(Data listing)
# # # # # # #
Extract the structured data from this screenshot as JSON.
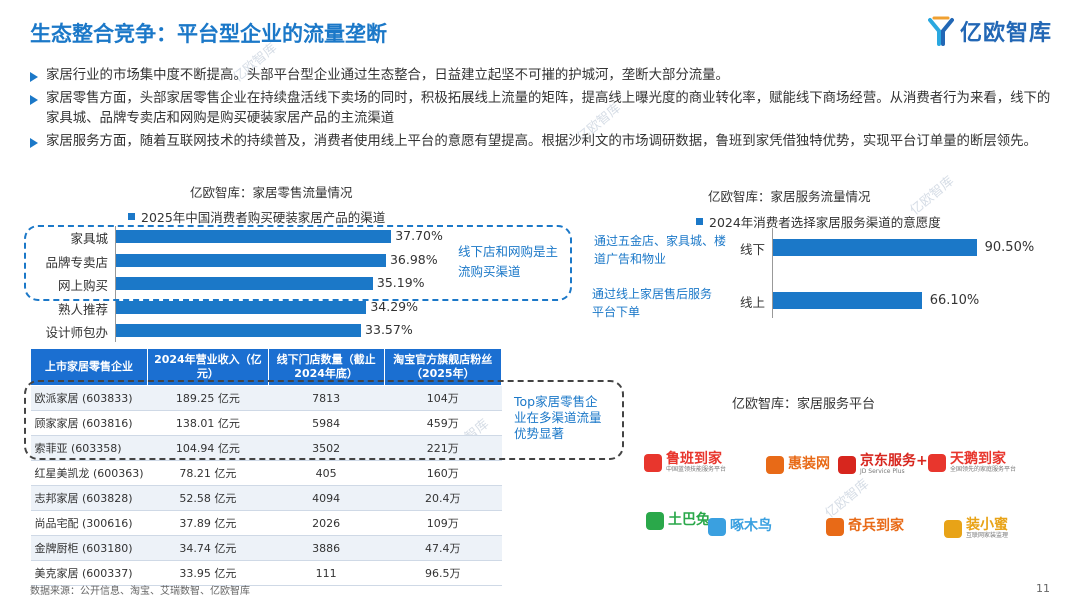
{
  "page": {
    "title": "生态整合竞争：平台型企业的流量垄断",
    "logo_text": "亿欧智库",
    "page_number": "11",
    "source": "数据来源：公开信息、淘宝、艾瑞数智、亿欧智库",
    "watermark": "亿欧智库"
  },
  "bullets": [
    "家居行业的市场集中度不断提高。头部平台型企业通过生态整合，日益建立起坚不可摧的护城河，垄断大部分流量。",
    "家居零售方面，头部家居零售企业在持续盘活线下卖场的同时，积极拓展线上流量的矩阵，提高线上曝光度的商业转化率，赋能线下商场经营。从消费者行为来看，线下的家具城、品牌专卖店和网购是购买硬装家居产品的主流渠道",
    "家居服务方面，随着互联网技术的持续普及，消费者使用线上平台的意愿有望提高。根据沙利文的市场调研数据，鲁班到家凭借独特优势，实现平台订单量的断层领先。"
  ],
  "retail": {
    "section_title": "亿欧智库：家居零售流量情况",
    "note": "线下店和网购是主流购买渠道",
    "table_note": "Top家居零售企业在多渠道流量优势显著",
    "table_headers": [
      "上市家居零售企业",
      "2024年营业收入（亿元）",
      "线下门店数量（截止2024年底）",
      "淘宝官方旗舰店粉丝（2025年）"
    ],
    "table_rows": [
      [
        "欧派家居 (603833)",
        "189.25 亿元",
        "7813",
        "104万"
      ],
      [
        "顾家家居 (603816)",
        "138.01 亿元",
        "5984",
        "459万"
      ],
      [
        "索菲亚 (603358)",
        "104.94 亿元",
        "3502",
        "221万"
      ],
      [
        "红星美凯龙 (600363)",
        "78.21 亿元",
        "405",
        "160万"
      ],
      [
        "志邦家居 (603828)",
        "52.58 亿元",
        "4094",
        "20.4万"
      ],
      [
        "尚品宅配 (300616)",
        "37.89 亿元",
        "2026",
        "109万"
      ],
      [
        "金牌厨柜 (603180)",
        "34.74 亿元",
        "3886",
        "47.4万"
      ],
      [
        "美克家居 (600337)",
        "33.95 亿元",
        "111",
        "96.5万"
      ]
    ]
  },
  "service": {
    "section_title": "亿欧智库：家居服务流量情况",
    "platform_title": "亿欧智库：家居服务平台",
    "platforms": [
      {
        "name": "鲁班到家",
        "sub": "中国蓝领技能服务平台",
        "color": "#e8362d"
      },
      {
        "name": "惠装网",
        "sub": "",
        "color": "#e86a17"
      },
      {
        "name": "京东服务+",
        "sub": "JD Service Plus",
        "color": "#d7261e"
      },
      {
        "name": "天鹅到家",
        "sub": "全国领先的家庭服务平台",
        "color": "#e8362d"
      },
      {
        "name": "土巴兔",
        "sub": "",
        "color": "#2aa84a"
      },
      {
        "name": "啄木鸟",
        "sub": "",
        "color": "#3aa0e0"
      },
      {
        "name": "奇兵到家",
        "sub": "",
        "color": "#e86a17"
      },
      {
        "name": "装小蜜",
        "sub": "互联网家装监理",
        "color": "#e8a317"
      }
    ]
  },
  "chart_data": [
    {
      "type": "bar",
      "title": "2025年中国消费者购买硬装家居产品的渠道",
      "categories": [
        "家具城",
        "品牌专卖店",
        "网上购买",
        "熟人推荐",
        "设计师包办"
      ],
      "values": [
        37.7,
        36.98,
        35.19,
        34.29,
        33.57
      ],
      "labels": [
        "37.70%",
        "36.98%",
        "35.19%",
        "34.29%",
        "33.57%"
      ],
      "unit": "%"
    },
    {
      "type": "bar",
      "title": "2024年消费者选择家居服务渠道的意愿度",
      "categories": [
        "线下",
        "线上"
      ],
      "category_notes": [
        "通过五金店、家具城、楼道广告和物业",
        "通过线上家居售后服务平台下单"
      ],
      "values": [
        90.5,
        66.1
      ],
      "labels": [
        "90.50%",
        "66.10%"
      ],
      "unit": "%"
    }
  ]
}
# # # # # # #
Objective: Only lines with the word "color" are wanted, so copy each one from the records.

Written answer:
        "color": "#e8362d"
        "color": "#e86a17"
        "color": "#d7261e"
        "color": "#e8362d"
        "color": "#2aa84a"
        "color": "#3aa0e0"
        "color": "#e86a17"
        "color": "#e8a317"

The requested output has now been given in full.